| Work instructions |
The records below must be transcribed exactly. Do not include the pictures.

*** Entries

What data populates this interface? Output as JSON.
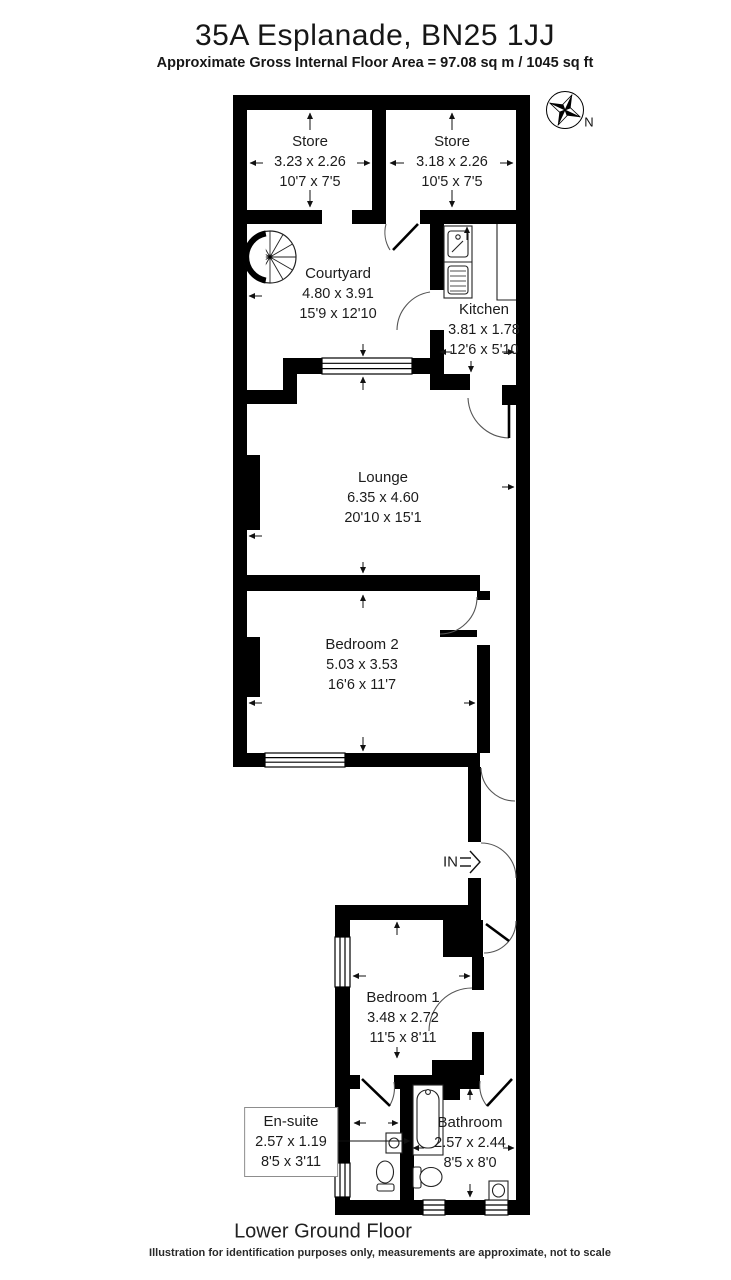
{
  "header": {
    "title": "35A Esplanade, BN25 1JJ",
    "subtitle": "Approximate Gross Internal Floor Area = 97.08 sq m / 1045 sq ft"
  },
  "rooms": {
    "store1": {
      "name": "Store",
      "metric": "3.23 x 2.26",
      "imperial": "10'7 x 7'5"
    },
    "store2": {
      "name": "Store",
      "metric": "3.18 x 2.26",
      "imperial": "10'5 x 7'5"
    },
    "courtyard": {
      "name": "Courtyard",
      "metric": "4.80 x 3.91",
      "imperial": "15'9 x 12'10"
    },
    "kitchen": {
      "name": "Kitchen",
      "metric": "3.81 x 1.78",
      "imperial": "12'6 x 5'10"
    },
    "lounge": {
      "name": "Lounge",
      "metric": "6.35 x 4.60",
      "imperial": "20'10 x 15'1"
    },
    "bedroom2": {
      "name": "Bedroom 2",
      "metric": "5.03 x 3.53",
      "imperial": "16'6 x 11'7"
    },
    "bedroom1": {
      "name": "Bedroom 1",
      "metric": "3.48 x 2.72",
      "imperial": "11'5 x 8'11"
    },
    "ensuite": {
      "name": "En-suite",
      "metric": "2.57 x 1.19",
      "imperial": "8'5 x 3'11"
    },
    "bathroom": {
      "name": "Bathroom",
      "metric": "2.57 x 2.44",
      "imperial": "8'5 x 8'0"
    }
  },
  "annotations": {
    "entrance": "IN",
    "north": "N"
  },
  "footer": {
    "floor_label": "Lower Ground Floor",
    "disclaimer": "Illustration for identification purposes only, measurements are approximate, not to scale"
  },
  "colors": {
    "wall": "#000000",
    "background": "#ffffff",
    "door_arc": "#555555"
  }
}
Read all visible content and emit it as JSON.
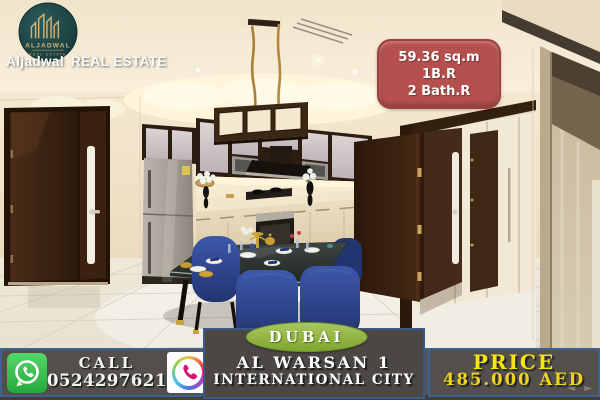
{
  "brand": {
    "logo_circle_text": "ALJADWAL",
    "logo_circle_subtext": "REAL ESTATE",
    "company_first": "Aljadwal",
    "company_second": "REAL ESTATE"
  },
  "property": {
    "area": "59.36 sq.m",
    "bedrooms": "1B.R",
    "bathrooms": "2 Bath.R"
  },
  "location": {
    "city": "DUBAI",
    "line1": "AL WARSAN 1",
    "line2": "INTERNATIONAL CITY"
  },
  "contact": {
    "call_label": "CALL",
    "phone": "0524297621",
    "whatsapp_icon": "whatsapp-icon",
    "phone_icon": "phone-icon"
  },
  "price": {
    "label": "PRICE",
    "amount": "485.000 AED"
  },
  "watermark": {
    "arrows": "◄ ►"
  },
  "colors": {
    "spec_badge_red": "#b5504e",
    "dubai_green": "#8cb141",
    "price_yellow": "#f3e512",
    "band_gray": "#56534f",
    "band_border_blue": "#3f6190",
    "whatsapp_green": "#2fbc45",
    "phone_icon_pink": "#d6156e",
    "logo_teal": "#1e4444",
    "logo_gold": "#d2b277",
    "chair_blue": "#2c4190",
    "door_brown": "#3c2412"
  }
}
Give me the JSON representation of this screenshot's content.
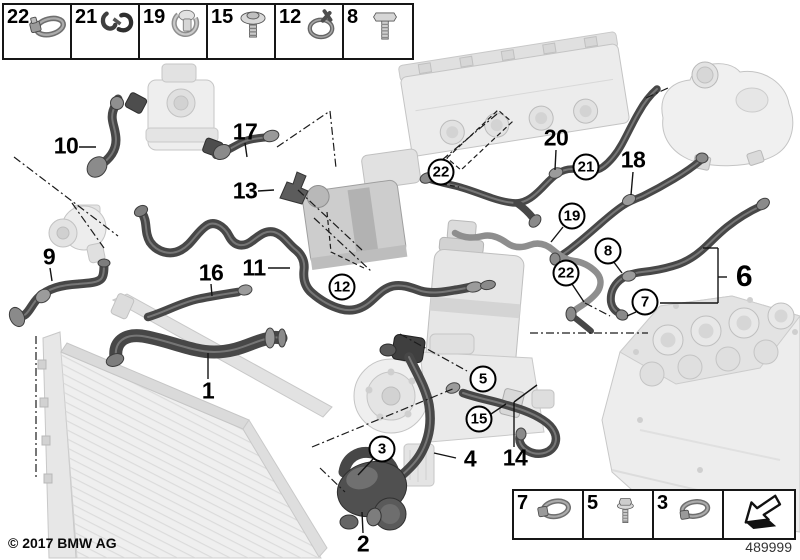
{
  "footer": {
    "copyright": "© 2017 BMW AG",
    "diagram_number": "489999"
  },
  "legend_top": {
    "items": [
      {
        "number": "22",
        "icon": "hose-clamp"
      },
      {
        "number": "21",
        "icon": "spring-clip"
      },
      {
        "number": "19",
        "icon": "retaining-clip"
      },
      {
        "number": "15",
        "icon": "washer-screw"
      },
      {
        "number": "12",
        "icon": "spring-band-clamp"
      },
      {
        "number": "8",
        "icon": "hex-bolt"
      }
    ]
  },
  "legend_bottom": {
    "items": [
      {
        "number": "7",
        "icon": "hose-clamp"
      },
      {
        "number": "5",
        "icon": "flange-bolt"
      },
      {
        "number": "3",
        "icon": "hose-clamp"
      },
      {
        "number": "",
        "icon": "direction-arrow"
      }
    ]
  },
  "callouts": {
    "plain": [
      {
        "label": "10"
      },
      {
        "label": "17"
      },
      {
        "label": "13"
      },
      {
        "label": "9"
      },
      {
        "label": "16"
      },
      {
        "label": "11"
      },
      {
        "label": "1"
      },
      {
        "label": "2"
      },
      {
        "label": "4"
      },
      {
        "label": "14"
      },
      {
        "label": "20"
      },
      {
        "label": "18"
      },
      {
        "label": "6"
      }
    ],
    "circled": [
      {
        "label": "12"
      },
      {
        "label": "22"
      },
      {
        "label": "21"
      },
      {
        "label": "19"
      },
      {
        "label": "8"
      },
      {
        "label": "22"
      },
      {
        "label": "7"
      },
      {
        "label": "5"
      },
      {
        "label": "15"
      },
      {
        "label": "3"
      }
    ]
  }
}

******

| Task answer |
What data populates this interface? Output as JSON.
{
  "header": {
    "title": "35A Esplanade, BN25 1JJ",
    "subtitle": "Approximate Gross Internal Floor Area = 97.08 sq m / 1045 sq ft"
  },
  "rooms": {
    "store1": {
      "name": "Store",
      "metric": "3.23 x 2.26",
      "imperial": "10'7 x 7'5"
    },
    "store2": {
      "name": "Store",
      "metric": "3.18 x 2.26",
      "imperial": "10'5 x 7'5"
    },
    "courtyard": {
      "name": "Courtyard",
      "metric": "4.80 x 3.91",
      "imperial": "15'9 x 12'10"
    },
    "kitchen": {
      "name": "Kitchen",
      "metric": "3.81 x 1.78",
      "imperial": "12'6 x 5'10"
    },
    "lounge": {
      "name": "Lounge",
      "metric": "6.35 x 4.60",
      "imperial": "20'10 x 15'1"
    },
    "bedroom2": {
      "name": "Bedroom 2",
      "metric": "5.03 x 3.53",
      "imperial": "16'6 x 11'7"
    },
    "bedroom1": {
      "name": "Bedroom 1",
      "metric": "3.48 x 2.72",
      "imperial": "11'5 x 8'11"
    },
    "ensuite": {
      "name": "En-suite",
      "metric": "2.57 x 1.19",
      "imperial": "8'5 x 3'11"
    },
    "bathroom": {
      "name": "Bathroom",
      "metric": "2.57 x 2.44",
      "imperial": "8'5 x 8'0"
    }
  },
  "annotations": {
    "entrance": "IN",
    "north": "N"
  },
  "footer": {
    "floor_label": "Lower Ground Floor",
    "disclaimer": "Illustration for identification purposes only, measurements are approximate, not to scale"
  },
  "colors": {
    "wall": "#000000",
    "background": "#ffffff",
    "door_arc": "#555555"
  }
}
Read all visible content and emit it as JSON.
{
  "brand": {
    "logo_circle_text": "ALJADWAL",
    "logo_circle_subtext": "REAL ESTATE",
    "company_first": "Aljadwal",
    "company_second": "REAL ESTATE"
  },
  "property": {
    "area": "59.36 sq.m",
    "bedrooms": "1B.R",
    "bathrooms": "2 Bath.R"
  },
  "location": {
    "city": "DUBAI",
    "line1": "AL WARSAN 1",
    "line2": "INTERNATIONAL CITY"
  },
  "contact": {
    "call_label": "CALL",
    "phone": "0524297621",
    "whatsapp_icon": "whatsapp-icon",
    "phone_icon": "phone-icon"
  },
  "price": {
    "label": "PRICE",
    "amount": "485.000 AED"
  },
  "watermark": {
    "arrows": "◄ ►"
  },
  "colors": {
    "spec_badge_red": "#b5504e",
    "dubai_green": "#8cb141",
    "price_yellow": "#f3e512",
    "band_gray": "#56534f",
    "band_border_blue": "#3f6190",
    "whatsapp_green": "#2fbc45",
    "phone_icon_pink": "#d6156e",
    "logo_teal": "#1e4444",
    "logo_gold": "#d2b277",
    "chair_blue": "#2c4190",
    "door_brown": "#3c2412"
  }
}
Give me the JSON representation of this screenshot's content.
{
  "footer": {
    "copyright": "© 2017 BMW AG",
    "diagram_number": "489999"
  },
  "legend_top": {
    "items": [
      {
        "number": "22",
        "icon": "hose-clamp"
      },
      {
        "number": "21",
        "icon": "spring-clip"
      },
      {
        "number": "19",
        "icon": "retaining-clip"
      },
      {
        "number": "15",
        "icon": "washer-screw"
      },
      {
        "number": "12",
        "icon": "spring-band-clamp"
      },
      {
        "number": "8",
        "icon": "hex-bolt"
      }
    ]
  },
  "legend_bottom": {
    "items": [
      {
        "number": "7",
        "icon": "hose-clamp"
      },
      {
        "number": "5",
        "icon": "flange-bolt"
      },
      {
        "number": "3",
        "icon": "hose-clamp"
      },
      {
        "number": "",
        "icon": "direction-arrow"
      }
    ]
  },
  "callouts": {
    "plain": [
      {
        "label": "10"
      },
      {
        "label": "17"
      },
      {
        "label": "13"
      },
      {
        "label": "9"
      },
      {
        "label": "16"
      },
      {
        "label": "11"
      },
      {
        "label": "1"
      },
      {
        "label": "2"
      },
      {
        "label": "4"
      },
      {
        "label": "14"
      },
      {
        "label": "20"
      },
      {
        "label": "18"
      },
      {
        "label": "6"
      }
    ],
    "circled": [
      {
        "label": "12"
      },
      {
        "label": "22"
      },
      {
        "label": "21"
      },
      {
        "label": "19"
      },
      {
        "label": "8"
      },
      {
        "label": "22"
      },
      {
        "label": "7"
      },
      {
        "label": "5"
      },
      {
        "label": "15"
      },
      {
        "label": "3"
      }
    ]
  }
}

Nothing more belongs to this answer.